[Problem statement] In your copy, repeat the records exactly and leave out the pictures.

START

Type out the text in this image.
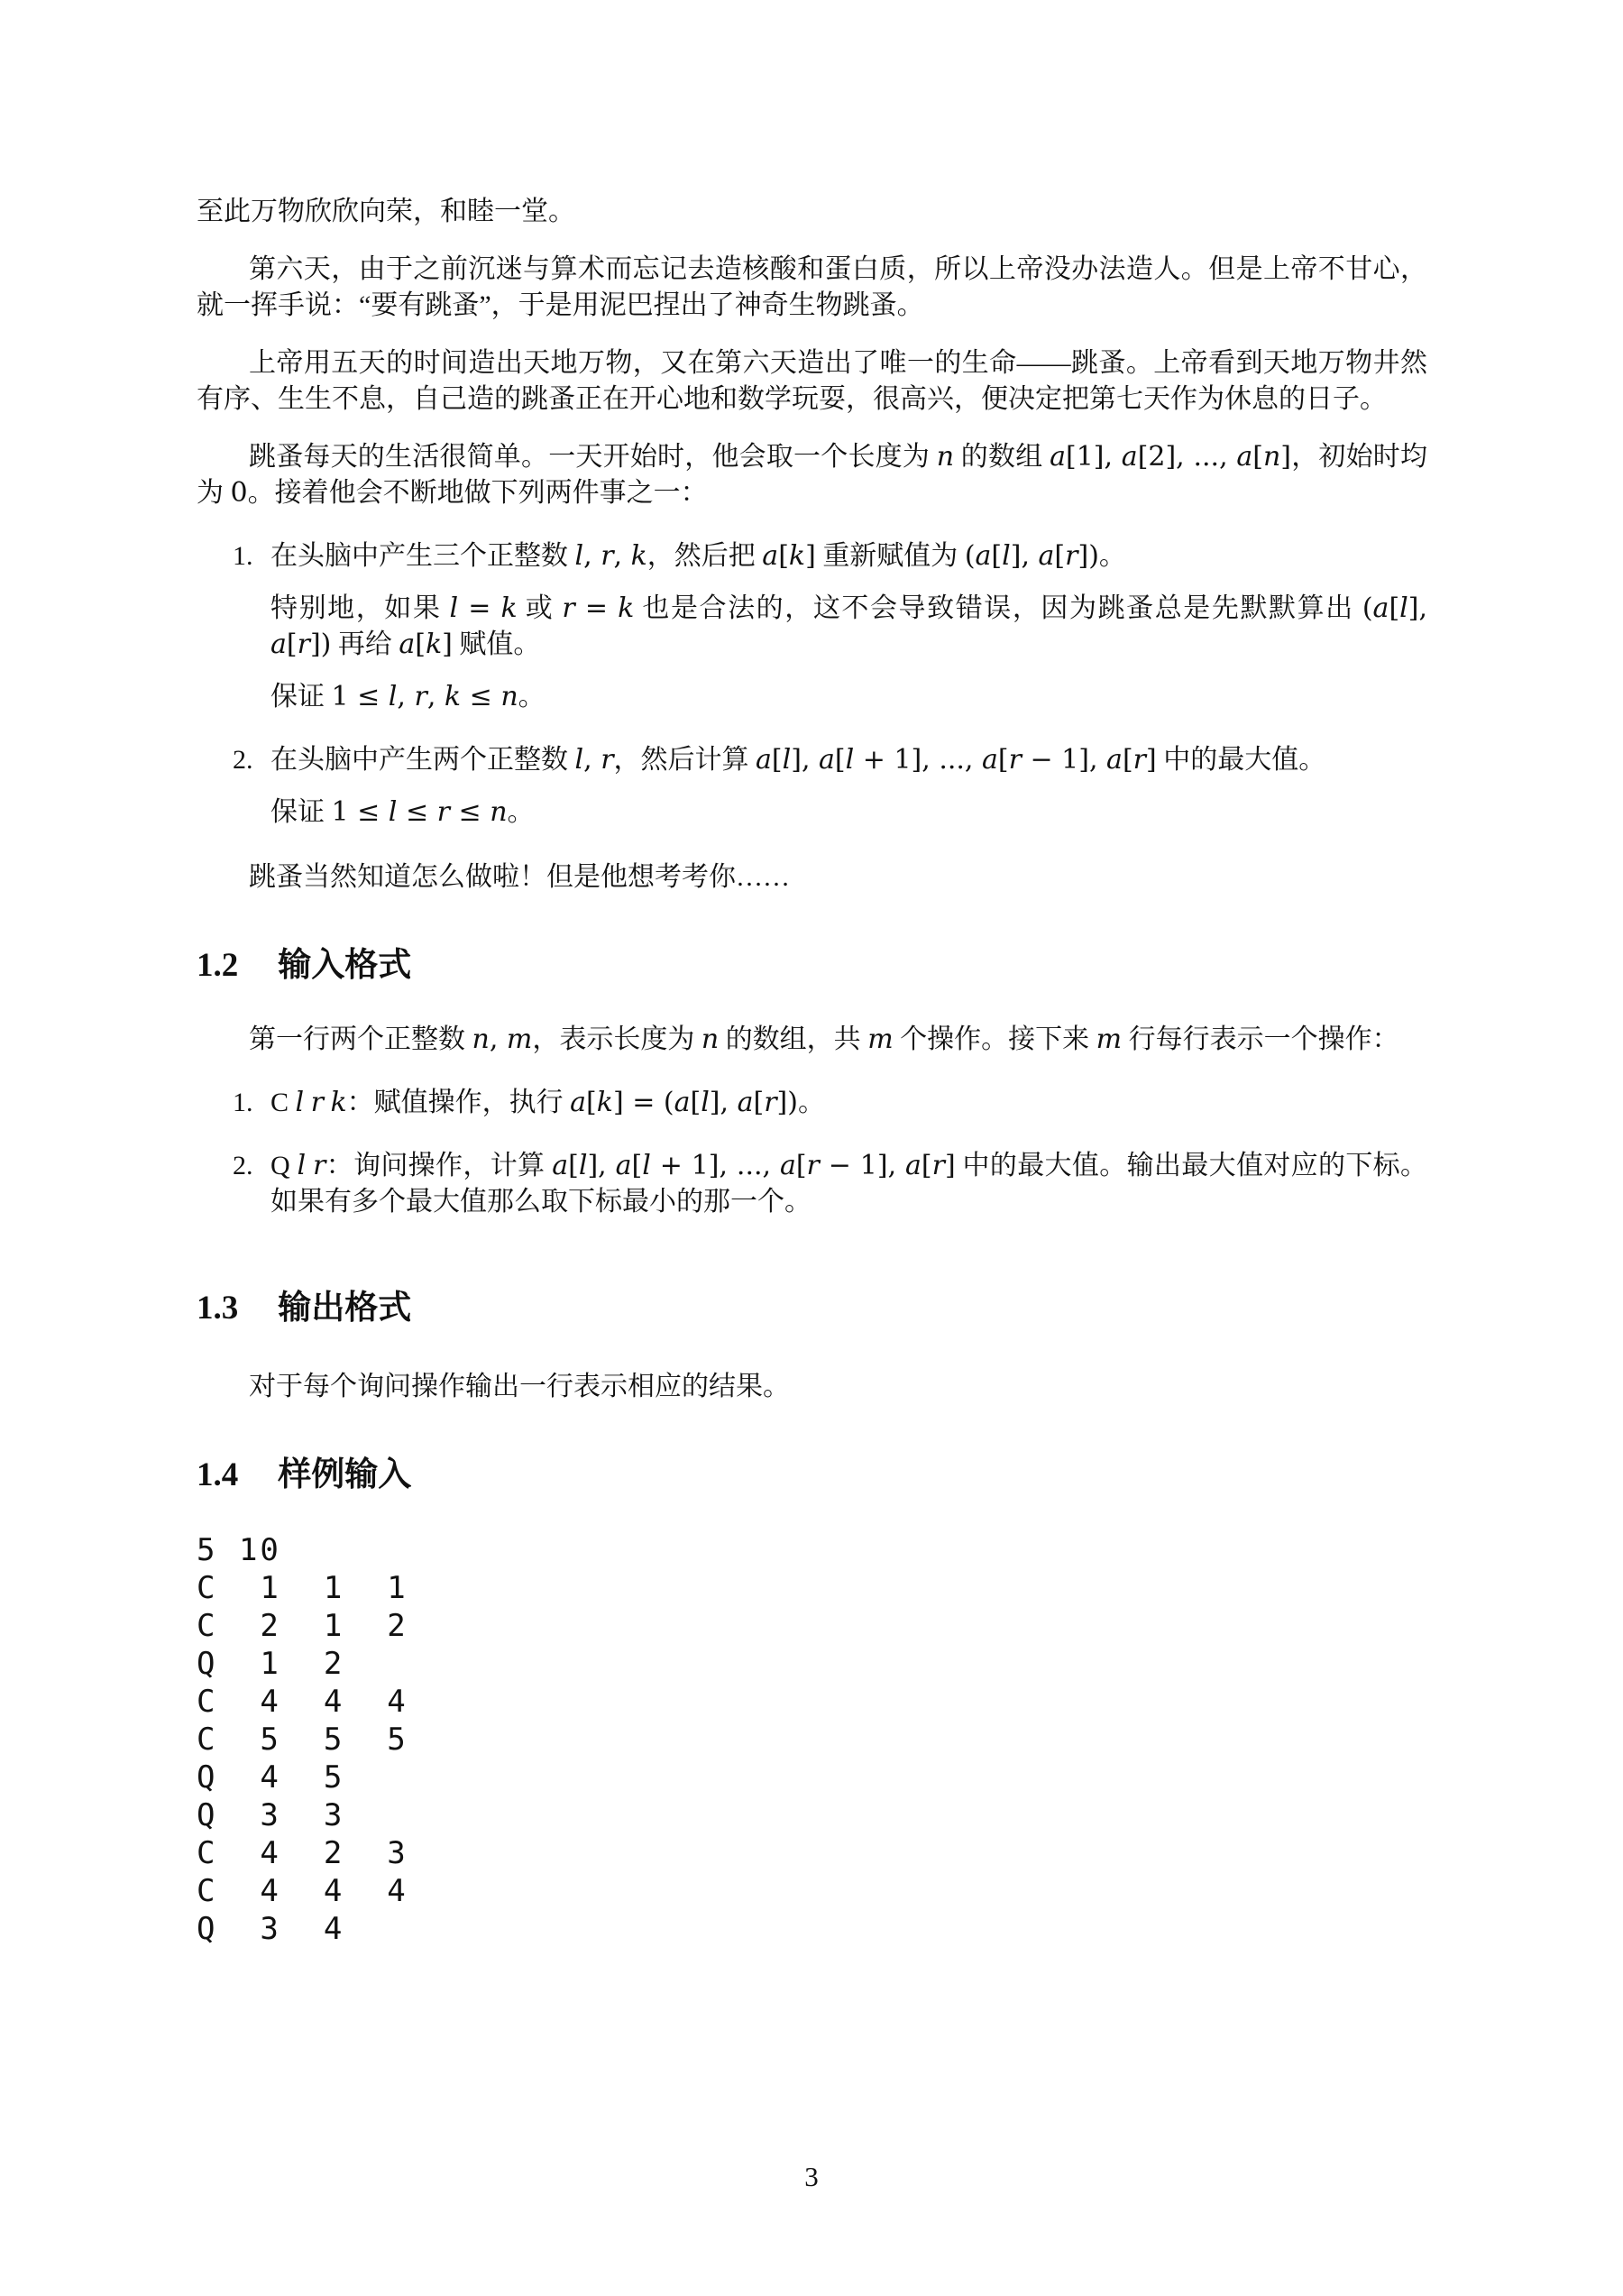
至此万物欣欣向荣，和睦一堂。

第六天，由于之前沉迷与算术而忘记去造核酸和蛋白质，所以上帝没办法造人。但是上帝不甘心，就一挥手说：“要有跳蚤”，于是用泥巴捏出了神奇生物跳蚤。

上帝用五天的时间造出天地万物，又在第六天造出了唯一的生命——跳蚤。上帝看到天地万物井然有序、生生不息，自己造的跳蚤正在开心地和数学玩耍，很高兴，便决定把第七天作为休息的日子。

跳蚤每天的生活很简单。一天开始时，他会取一个长度为 n 的数组 a[1], a[2], ..., a[n]，初始时均为 0。接着他会不断地做下列两件事之一：

1. 在头脑中产生三个正整数 l, r, k，然后把 a[k] 重新赋值为 (a[l], a[r])。

特别地，如果 l = k 或 r = k 也是合法的，这不会导致错误，因为跳蚤总是先默默算出 (a[l], a[r]) 再给 a[k] 赋值。

保证 1 ≤ l, r, k ≤ n。

2. 在头脑中产生两个正整数 l, r，然后计算 a[l], a[l + 1], ..., a[r − 1], a[r] 中的最大值。

保证 1 ≤ l ≤ r ≤ n。

跳蚤当然知道怎么做啦！但是他想考考你……

1.2 输入格式

第一行两个正整数 n, m，表示长度为 n 的数组，共 m 个操作。接下来 m 行每行表示一个操作：

1. C l r k：赋值操作，执行 a[k] = (a[l], a[r])。

2. Q l r：询问操作，计算 a[l], a[l + 1], ..., a[r − 1], a[r] 中的最大值。输出最大值对应的下标。如果有多个最大值那么取下标最小的那一个。

1.3 输出格式

对于每个询问操作输出一行表示相应的结果。

1.4 样例输入
5 10
C  1  1  1
C  2  1  2
Q  1  2
C  4  4  4
C  5  5  5
Q  4  5
Q  3  3
C  4  2  3
C  4  4  4
Q  3  4
3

END

[Exercise output]
Type out the text in this image.
至此万物欣欣向荣，和睦一堂。

第六天，由于之前沉迷与算术而忘记去造核酸和蛋白质，所以上帝没办法造人。但是上帝不甘心，就一挥手说：“要有跳蚤”，于是用泥巴捏出了神奇生物跳蚤。

上帝用五天的时间造出天地万物，又在第六天造出了唯一的生命——跳蚤。上帝看到天地万物井然有序、生生不息，自己造的跳蚤正在开心地和数学玩耍，很高兴，便决定把第七天作为休息的日子。

跳蚤每天的生活很简单。一天开始时，他会取一个长度为 n 的数组 a[1], a[2], ..., a[n]，初始时均为 0。接着他会不断地做下列两件事之一：

1. 在头脑中产生三个正整数 l, r, k，然后把 a[k] 重新赋值为 (a[l], a[r])。

特别地，如果 l = k 或 r = k 也是合法的，这不会导致错误，因为跳蚤总是先默默算出 (a[l], a[r]) 再给 a[k] 赋值。

保证 1 ≤ l, r, k ≤ n。

2. 在头脑中产生两个正整数 l, r，然后计算 a[l], a[l + 1], ..., a[r − 1], a[r] 中的最大值。

保证 1 ≤ l ≤ r ≤ n。

跳蚤当然知道怎么做啦！但是他想考考你……

1.2 输入格式

第一行两个正整数 n, m，表示长度为 n 的数组，共 m 个操作。接下来 m 行每行表示一个操作：

1. C l r k：赋值操作，执行 a[k] = (a[l], a[r])。

2. Q l r：询问操作，计算 a[l], a[l + 1], ..., a[r − 1], a[r] 中的最大值。输出最大值对应的下标。如果有多个最大值那么取下标最小的那一个。

1.3 输出格式

对于每个询问操作输出一行表示相应的结果。

1.4 样例输入
5 10
C  1  1  1
C  2  1  2
Q  1  2
C  4  4  4
C  5  5  5
Q  4  5
Q  3  3
C  4  2  3
C  4  4  4
Q  3  4
3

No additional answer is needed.